> [Set problem]
State only how many lines below include the string "инфраструктуры".

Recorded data
====
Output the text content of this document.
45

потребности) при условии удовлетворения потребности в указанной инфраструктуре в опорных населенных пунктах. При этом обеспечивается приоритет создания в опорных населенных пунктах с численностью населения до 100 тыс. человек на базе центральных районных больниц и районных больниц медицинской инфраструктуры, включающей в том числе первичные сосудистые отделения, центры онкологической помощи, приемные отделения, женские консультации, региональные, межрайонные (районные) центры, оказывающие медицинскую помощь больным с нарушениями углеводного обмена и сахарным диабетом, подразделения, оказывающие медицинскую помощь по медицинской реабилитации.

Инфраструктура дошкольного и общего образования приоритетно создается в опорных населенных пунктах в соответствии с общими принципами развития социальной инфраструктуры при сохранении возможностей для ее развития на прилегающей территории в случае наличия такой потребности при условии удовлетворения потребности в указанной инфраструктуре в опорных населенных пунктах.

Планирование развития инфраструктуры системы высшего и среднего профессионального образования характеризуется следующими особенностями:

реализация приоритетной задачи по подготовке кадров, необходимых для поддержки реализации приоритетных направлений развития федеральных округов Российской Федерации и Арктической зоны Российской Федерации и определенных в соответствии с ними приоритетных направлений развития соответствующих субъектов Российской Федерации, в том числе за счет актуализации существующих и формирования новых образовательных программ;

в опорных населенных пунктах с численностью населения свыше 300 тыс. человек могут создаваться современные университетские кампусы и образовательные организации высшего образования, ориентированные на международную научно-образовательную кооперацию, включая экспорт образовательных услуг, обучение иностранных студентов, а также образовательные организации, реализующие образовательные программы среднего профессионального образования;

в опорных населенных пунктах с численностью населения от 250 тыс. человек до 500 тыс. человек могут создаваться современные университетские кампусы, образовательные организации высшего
====
> [Output below]
3